▶ [The task]: Take every line where the string "voltage" appears and copy it.

─── Given records

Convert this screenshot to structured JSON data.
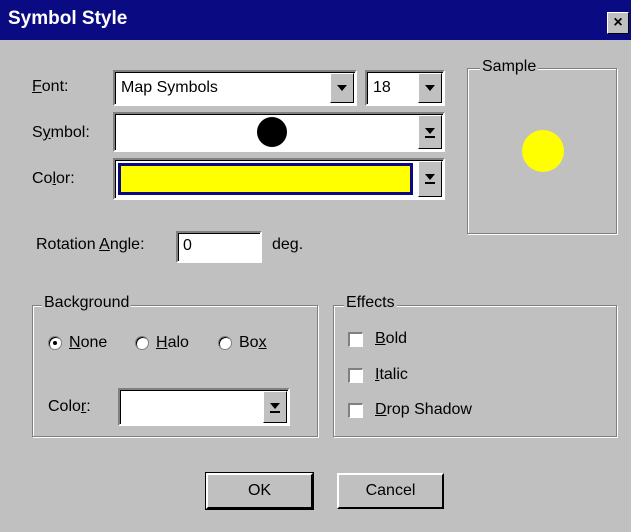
{
  "window": {
    "title": "Symbol Style",
    "close_label": "×"
  },
  "font": {
    "label_prefix": "",
    "label_key": "F",
    "label_rest": "ont:",
    "value": "Map Symbols",
    "size": "18"
  },
  "symbol": {
    "label": "Symbol:",
    "glyph": "●"
  },
  "color": {
    "label": "Color:",
    "value_color": "#ffff00"
  },
  "sample": {
    "title": "Sample",
    "dot_color": "#ffff00"
  },
  "rotation": {
    "label_pre": "Rotation ",
    "label_key": "A",
    "label_rest": "ngle:",
    "value": "0",
    "unit": "deg."
  },
  "background": {
    "title": "Background",
    "options": [
      {
        "key": "N",
        "rest": "one",
        "selected": true
      },
      {
        "key": "H",
        "rest": "alo",
        "selected": false
      },
      {
        "pre": "Bo",
        "key": "x",
        "rest": "",
        "selected": false
      }
    ],
    "color_label": "Color:",
    "color_value": ""
  },
  "effects": {
    "title": "Effects",
    "items": [
      {
        "key": "B",
        "rest": "old",
        "checked": false
      },
      {
        "key": "I",
        "rest": "talic",
        "checked": false
      },
      {
        "key": "D",
        "rest": "rop Shadow",
        "checked": false
      }
    ]
  },
  "buttons": {
    "ok": "OK",
    "cancel": "Cancel"
  }
}
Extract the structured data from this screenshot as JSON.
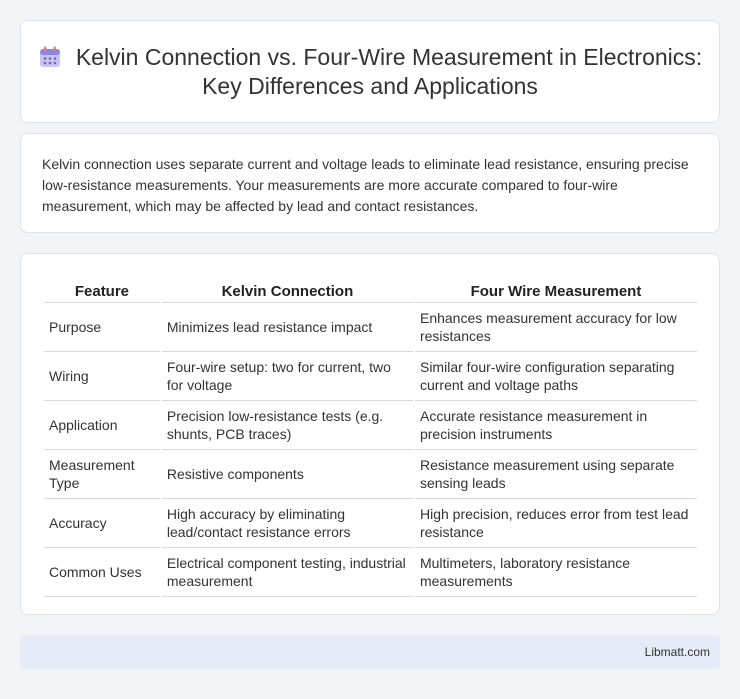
{
  "header": {
    "title": "Kelvin Connection vs. Four-Wire Measurement in Electronics: Key Differences and Applications",
    "icon": "calendar-icon"
  },
  "intro": {
    "text": "Kelvin connection uses separate current and voltage leads to eliminate lead resistance, ensuring precise low-resistance measurements. Your measurements are more accurate compared to four-wire measurement, which may be affected by lead and contact resistances."
  },
  "table": {
    "headers": [
      "Feature",
      "Kelvin Connection",
      "Four Wire Measurement"
    ],
    "rows": [
      [
        "Purpose",
        "Minimizes lead resistance impact",
        "Enhances measurement accuracy for low resistances"
      ],
      [
        "Wiring",
        "Four-wire setup: two for current, two for voltage",
        "Similar four-wire configuration separating current and voltage paths"
      ],
      [
        "Application",
        "Precision low-resistance tests (e.g. shunts, PCB traces)",
        "Accurate resistance measurement in precision instruments"
      ],
      [
        "Measurement Type",
        "Resistive components",
        "Resistance measurement using separate sensing leads"
      ],
      [
        "Accuracy",
        "High accuracy by eliminating lead/contact resistance errors",
        "High precision, reduces error from test lead resistance"
      ],
      [
        "Common Uses",
        "Electrical component testing, industrial measurement",
        "Multimeters, laboratory resistance measurements"
      ]
    ]
  },
  "footer": {
    "text": "Libmatt.com"
  }
}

──────

▶ [Reply to the exercise]:
    "text": "Kelvin connection uses separate current and voltage leads to eliminate lead resistance, ensuring precise low-resistance measurements. Your measurements are more accurate compared to four-wire measurement, which may be affected by lead and contact resistances."
        "Four-wire setup: two for current, two for voltage",
        "Similar four-wire configuration separating current and voltage paths"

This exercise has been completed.